[TASK PROMPT]
Write out the rows word for word, beginning with the first one and continuing through the row that contains "assistive-touch-button[interactable] bbox=[424, 720, 498, 794]".

[TASK MATERIAL]
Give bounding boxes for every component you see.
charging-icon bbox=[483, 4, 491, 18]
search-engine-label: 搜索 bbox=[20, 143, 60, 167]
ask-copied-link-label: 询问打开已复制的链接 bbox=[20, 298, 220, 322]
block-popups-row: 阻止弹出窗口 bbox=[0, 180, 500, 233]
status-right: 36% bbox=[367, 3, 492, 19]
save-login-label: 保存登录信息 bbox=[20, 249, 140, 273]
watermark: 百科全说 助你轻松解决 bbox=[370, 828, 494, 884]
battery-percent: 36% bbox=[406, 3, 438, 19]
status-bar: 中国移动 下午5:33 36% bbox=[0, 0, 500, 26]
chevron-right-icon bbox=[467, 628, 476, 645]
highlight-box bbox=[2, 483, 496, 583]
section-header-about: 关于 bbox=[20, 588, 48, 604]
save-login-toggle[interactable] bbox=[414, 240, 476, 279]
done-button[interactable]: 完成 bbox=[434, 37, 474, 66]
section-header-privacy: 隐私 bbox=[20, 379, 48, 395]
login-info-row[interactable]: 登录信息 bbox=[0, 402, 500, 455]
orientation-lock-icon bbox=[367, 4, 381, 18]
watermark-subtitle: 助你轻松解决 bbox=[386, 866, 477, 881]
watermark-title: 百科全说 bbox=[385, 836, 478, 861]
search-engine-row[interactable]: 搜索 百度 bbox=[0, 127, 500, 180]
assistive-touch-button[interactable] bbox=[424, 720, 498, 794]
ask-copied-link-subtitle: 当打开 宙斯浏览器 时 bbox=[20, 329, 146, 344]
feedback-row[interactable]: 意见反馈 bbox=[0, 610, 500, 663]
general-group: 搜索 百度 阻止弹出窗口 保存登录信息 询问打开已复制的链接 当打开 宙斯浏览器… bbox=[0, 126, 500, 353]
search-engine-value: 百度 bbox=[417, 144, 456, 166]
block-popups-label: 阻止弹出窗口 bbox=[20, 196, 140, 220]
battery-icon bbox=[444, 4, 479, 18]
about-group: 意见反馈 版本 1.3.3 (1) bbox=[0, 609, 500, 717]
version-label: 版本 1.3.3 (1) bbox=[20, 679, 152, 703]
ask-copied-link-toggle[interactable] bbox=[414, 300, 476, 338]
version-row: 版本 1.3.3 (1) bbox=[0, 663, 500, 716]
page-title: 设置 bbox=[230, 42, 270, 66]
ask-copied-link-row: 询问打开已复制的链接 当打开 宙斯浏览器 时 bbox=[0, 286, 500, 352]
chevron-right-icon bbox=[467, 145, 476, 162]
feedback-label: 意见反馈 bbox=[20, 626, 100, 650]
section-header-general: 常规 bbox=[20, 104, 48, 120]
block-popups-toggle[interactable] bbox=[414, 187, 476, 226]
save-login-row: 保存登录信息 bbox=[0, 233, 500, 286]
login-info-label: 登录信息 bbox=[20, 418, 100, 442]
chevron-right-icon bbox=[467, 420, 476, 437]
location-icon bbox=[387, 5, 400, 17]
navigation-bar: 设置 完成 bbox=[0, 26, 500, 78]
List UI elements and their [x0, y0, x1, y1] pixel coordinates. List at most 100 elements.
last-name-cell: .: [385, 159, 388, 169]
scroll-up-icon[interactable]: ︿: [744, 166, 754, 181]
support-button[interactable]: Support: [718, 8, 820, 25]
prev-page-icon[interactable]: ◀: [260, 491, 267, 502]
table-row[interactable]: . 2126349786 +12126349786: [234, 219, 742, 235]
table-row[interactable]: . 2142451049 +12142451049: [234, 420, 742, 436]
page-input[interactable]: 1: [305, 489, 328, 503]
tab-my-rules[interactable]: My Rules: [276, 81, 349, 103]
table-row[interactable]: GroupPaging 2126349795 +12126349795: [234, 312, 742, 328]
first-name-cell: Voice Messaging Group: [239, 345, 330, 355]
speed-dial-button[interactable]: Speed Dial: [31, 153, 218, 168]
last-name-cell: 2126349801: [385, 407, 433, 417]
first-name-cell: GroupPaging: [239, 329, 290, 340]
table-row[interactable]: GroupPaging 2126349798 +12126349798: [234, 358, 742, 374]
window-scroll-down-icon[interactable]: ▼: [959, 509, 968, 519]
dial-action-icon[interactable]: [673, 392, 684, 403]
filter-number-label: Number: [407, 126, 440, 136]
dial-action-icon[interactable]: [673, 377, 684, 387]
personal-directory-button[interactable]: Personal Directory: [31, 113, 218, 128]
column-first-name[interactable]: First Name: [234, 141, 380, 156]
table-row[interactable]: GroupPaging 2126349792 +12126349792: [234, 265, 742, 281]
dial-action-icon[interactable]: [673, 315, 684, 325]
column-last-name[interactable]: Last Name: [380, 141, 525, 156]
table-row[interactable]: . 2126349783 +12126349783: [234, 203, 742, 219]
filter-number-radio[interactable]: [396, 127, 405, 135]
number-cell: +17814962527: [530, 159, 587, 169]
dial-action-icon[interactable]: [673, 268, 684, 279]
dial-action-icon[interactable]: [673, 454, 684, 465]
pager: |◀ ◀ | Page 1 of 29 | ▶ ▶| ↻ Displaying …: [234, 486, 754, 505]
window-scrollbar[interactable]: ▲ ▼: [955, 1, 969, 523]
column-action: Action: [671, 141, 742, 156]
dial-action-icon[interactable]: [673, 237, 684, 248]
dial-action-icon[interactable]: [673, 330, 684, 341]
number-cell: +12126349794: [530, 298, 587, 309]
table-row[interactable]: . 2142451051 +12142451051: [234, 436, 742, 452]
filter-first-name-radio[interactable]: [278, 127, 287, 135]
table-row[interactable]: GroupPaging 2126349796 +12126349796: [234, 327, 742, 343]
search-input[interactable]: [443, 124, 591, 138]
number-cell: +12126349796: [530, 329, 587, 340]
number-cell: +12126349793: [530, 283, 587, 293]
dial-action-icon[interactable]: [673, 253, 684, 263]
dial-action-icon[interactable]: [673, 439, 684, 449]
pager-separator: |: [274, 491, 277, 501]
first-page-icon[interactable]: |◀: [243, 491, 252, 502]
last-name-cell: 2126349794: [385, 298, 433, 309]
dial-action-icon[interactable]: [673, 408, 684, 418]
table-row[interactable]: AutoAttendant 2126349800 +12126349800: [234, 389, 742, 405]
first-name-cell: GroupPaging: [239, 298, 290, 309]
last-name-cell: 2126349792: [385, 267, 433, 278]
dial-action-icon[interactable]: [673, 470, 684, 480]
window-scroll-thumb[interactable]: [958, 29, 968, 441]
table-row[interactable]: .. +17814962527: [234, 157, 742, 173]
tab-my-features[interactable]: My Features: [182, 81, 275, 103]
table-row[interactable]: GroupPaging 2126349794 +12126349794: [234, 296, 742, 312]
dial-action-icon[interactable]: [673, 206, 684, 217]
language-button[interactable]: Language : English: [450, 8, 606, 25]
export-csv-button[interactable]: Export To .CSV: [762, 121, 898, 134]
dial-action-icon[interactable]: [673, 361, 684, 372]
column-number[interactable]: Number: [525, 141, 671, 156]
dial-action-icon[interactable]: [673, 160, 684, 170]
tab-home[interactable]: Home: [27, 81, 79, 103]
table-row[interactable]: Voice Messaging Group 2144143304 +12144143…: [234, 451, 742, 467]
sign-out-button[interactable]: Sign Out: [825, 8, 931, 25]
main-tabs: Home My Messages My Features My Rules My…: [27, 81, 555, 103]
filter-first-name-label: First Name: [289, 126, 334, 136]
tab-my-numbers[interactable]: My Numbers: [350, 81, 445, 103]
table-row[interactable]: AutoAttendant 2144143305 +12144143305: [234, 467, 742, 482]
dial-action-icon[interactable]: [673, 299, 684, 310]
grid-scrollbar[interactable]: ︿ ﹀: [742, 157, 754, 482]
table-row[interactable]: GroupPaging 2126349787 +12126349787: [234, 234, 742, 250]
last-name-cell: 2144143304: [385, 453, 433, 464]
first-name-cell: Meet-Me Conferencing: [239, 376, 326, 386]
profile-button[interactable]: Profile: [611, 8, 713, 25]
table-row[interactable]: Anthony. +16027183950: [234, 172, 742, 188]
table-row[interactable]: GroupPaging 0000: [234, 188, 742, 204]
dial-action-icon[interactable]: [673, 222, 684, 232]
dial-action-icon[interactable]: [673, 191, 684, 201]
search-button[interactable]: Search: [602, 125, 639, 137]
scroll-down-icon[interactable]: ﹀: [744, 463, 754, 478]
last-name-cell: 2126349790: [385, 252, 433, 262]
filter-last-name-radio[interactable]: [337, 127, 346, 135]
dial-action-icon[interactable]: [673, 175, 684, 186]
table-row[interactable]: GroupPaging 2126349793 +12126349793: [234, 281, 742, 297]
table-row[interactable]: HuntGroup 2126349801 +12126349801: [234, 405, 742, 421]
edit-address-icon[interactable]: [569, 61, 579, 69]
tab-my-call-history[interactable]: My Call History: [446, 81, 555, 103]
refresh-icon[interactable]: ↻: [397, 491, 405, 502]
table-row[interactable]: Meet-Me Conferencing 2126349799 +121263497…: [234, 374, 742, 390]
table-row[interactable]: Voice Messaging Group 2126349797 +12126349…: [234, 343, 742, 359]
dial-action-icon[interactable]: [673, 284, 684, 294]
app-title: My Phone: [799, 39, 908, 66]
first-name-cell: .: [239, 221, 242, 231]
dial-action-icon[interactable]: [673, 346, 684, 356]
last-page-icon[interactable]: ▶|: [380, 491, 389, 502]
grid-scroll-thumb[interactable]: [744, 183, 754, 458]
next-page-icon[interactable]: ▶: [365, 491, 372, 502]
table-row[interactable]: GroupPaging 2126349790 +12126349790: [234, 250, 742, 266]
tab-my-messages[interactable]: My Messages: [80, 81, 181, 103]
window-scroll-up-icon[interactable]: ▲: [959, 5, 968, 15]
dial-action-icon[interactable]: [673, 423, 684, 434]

[FULL ANSWER]
Give bounding boxes for every component you see.
charging-icon bbox=[483, 4, 491, 18]
search-engine-label: 搜索 bbox=[20, 143, 60, 167]
ask-copied-link-label: 询问打开已复制的链接 bbox=[20, 298, 220, 322]
block-popups-row: 阻止弹出窗口 bbox=[0, 180, 500, 233]
status-right: 36% bbox=[367, 3, 492, 19]
save-login-label: 保存登录信息 bbox=[20, 249, 140, 273]
watermark: 百科全说 助你轻松解决 bbox=[370, 828, 494, 884]
battery-percent: 36% bbox=[406, 3, 438, 19]
status-bar: 中国移动 下午5:33 36% bbox=[0, 0, 500, 26]
chevron-right-icon bbox=[467, 628, 476, 645]
highlight-box bbox=[2, 483, 496, 583]
section-header-about: 关于 bbox=[20, 588, 48, 604]
save-login-toggle[interactable] bbox=[414, 240, 476, 279]
done-button[interactable]: 完成 bbox=[434, 37, 474, 66]
section-header-privacy: 隐私 bbox=[20, 379, 48, 395]
login-info-row[interactable]: 登录信息 bbox=[0, 402, 500, 455]
orientation-lock-icon bbox=[367, 4, 381, 18]
watermark-subtitle: 助你轻松解决 bbox=[386, 866, 477, 881]
watermark-title: 百科全说 bbox=[385, 836, 478, 861]
search-engine-row[interactable]: 搜索 百度 bbox=[0, 127, 500, 180]
assistive-touch-button[interactable] bbox=[424, 720, 498, 794]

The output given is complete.